#### GIVEN EXERCISE
Exactly repeat the full listing that follows.

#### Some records
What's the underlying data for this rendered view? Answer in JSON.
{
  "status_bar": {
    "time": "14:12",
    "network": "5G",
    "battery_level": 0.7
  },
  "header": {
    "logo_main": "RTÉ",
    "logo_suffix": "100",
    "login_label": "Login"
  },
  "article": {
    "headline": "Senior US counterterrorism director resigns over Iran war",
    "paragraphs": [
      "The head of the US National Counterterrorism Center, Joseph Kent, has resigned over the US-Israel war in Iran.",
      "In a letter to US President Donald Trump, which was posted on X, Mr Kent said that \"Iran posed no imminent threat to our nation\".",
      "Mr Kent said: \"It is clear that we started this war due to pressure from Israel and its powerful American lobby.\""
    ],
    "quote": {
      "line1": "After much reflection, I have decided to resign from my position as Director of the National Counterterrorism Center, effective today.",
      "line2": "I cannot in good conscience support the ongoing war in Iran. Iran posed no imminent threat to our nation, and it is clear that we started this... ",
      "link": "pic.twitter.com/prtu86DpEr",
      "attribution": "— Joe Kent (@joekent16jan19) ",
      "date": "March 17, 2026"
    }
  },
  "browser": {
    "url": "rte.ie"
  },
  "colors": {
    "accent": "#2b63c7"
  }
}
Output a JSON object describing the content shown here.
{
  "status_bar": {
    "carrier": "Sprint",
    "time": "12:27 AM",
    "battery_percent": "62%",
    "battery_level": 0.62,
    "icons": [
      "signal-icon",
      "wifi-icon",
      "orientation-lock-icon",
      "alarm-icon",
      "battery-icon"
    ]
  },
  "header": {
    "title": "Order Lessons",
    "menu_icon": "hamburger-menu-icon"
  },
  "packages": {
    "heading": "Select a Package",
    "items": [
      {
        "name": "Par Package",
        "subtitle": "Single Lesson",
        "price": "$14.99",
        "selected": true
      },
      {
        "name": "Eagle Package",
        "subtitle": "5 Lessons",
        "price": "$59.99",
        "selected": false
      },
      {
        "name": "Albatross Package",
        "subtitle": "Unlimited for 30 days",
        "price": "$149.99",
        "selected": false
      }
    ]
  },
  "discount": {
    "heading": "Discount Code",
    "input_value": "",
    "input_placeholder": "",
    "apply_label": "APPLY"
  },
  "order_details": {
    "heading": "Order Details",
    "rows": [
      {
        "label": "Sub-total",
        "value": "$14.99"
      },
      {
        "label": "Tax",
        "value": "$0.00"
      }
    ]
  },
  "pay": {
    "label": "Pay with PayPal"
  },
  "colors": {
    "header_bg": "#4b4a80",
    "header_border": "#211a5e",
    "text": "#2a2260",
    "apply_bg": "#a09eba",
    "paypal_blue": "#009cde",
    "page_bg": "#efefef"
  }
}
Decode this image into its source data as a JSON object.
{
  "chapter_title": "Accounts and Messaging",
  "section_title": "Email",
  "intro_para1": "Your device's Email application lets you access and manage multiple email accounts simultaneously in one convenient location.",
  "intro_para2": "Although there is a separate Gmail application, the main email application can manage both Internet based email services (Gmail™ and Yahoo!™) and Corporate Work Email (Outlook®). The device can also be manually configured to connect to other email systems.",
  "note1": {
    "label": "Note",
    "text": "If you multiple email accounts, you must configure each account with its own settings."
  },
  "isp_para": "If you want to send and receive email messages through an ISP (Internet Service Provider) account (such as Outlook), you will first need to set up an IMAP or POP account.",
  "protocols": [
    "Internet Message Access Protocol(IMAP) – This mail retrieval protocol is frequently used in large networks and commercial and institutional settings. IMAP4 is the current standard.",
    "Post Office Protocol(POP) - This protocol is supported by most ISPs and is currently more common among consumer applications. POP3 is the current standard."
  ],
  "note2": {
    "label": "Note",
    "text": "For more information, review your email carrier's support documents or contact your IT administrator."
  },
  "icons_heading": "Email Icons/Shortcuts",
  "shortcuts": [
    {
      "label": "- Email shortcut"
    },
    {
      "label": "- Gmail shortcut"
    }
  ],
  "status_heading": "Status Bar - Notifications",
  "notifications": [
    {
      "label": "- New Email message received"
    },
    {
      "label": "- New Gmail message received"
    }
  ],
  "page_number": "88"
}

#### WORKED SOLUTION
What's the underlying data for this rendered view? Answer in JSON.
{
  "status_bar": {
    "time": "14:12",
    "network": "5G",
    "battery_level": 0.7
  },
  "header": {
    "logo_main": "RTÉ",
    "logo_suffix": "100",
    "login_label": "Login"
  },
  "article": {
    "headline": "Senior US counterterrorism director resigns over Iran war",
    "paragraphs": [
      "The head of the US National Counterterrorism Center, Joseph Kent, has resigned over the US-Israel war in Iran.",
      "In a letter to US President Donald Trump, which was posted on X, Mr Kent said that \"Iran posed no imminent threat to our nation\".",
      "Mr Kent said: \"It is clear that we started this war due to pressure from Israel and its powerful American lobby.\""
    ],
    "quote": {
      "line1": "After much reflection, I have decided to resign from my position as Director of the National Counterterrorism Center, effective today.",
      "line2": "I cannot in good conscience support the ongoing war in Iran. Iran posed no imminent threat to our nation, and it is clear that we started this... ",
      "link": "pic.twitter.com/prtu86DpEr",
      "attribution": "— Joe Kent (@joekent16jan19) ",
      "date": "March 17, 2026"
    }
  },
  "browser": {
    "url": "rte.ie"
  },
  "colors": {
    "accent": "#2b63c7"
  }
}
Output a JSON object describing the content shown here.
{
  "status_bar": {
    "carrier": "Sprint",
    "time": "12:27 AM",
    "battery_percent": "62%",
    "battery_level": 0.62,
    "icons": [
      "signal-icon",
      "wifi-icon",
      "orientation-lock-icon",
      "alarm-icon",
      "battery-icon"
    ]
  },
  "header": {
    "title": "Order Lessons",
    "menu_icon": "hamburger-menu-icon"
  },
  "packages": {
    "heading": "Select a Package",
    "items": [
      {
        "name": "Par Package",
        "subtitle": "Single Lesson",
        "price": "$14.99",
        "selected": true
      },
      {
        "name": "Eagle Package",
        "subtitle": "5 Lessons",
        "price": "$59.99",
        "selected": false
      },
      {
        "name": "Albatross Package",
        "subtitle": "Unlimited for 30 days",
        "price": "$149.99",
        "selected": false
      }
    ]
  },
  "discount": {
    "heading": "Discount Code",
    "input_value": "",
    "input_placeholder": "",
    "apply_label": "APPLY"
  },
  "order_details": {
    "heading": "Order Details",
    "rows": [
      {
        "label": "Sub-total",
        "value": "$14.99"
      },
      {
        "label": "Tax",
        "value": "$0.00"
      }
    ]
  },
  "pay": {
    "label": "Pay with PayPal"
  },
  "colors": {
    "header_bg": "#4b4a80",
    "header_border": "#211a5e",
    "text": "#2a2260",
    "apply_bg": "#a09eba",
    "paypal_blue": "#009cde",
    "page_bg": "#efefef"
  }
}
Decode this image into its source data as a JSON object.
{
  "chapter_title": "Accounts and Messaging",
  "section_title": "Email",
  "intro_para1": "Your device's Email application lets you access and manage multiple email accounts simultaneously in one convenient location.",
  "intro_para2": "Although there is a separate Gmail application, the main email application can manage both Internet based email services (Gmail™ and Yahoo!™) and Corporate Work Email (Outlook®). The device can also be manually configured to connect to other email systems.",
  "note1": {
    "label": "Note",
    "text": "If you multiple email accounts, you must configure each account with its own settings."
  },
  "isp_para": "If you want to send and receive email messages through an ISP (Internet Service Provider) account (such as Outlook), you will first need to set up an IMAP or POP account.",
  "protocols": [
    "Internet Message Access Protocol(IMAP) – This mail retrieval protocol is frequently used in large networks and commercial and institutional settings. IMAP4 is the current standard.",
    "Post Office Protocol(POP) - This protocol is supported by most ISPs and is currently more common among consumer applications. POP3 is the current standard."
  ],
  "note2": {
    "label": "Note",
    "text": "For more information, review your email carrier's support documents or contact your IT administrator."
  },
  "icons_heading": "Email Icons/Shortcuts",
  "shortcuts": [
    {
      "label": "- Email shortcut"
    },
    {
      "label": "- Gmail shortcut"
    }
  ],
  "status_heading": "Status Bar - Notifications",
  "notifications": [
    {
      "label": "- New Email message received"
    },
    {
      "label": "- New Gmail message received"
    }
  ],
  "page_number": "88"
}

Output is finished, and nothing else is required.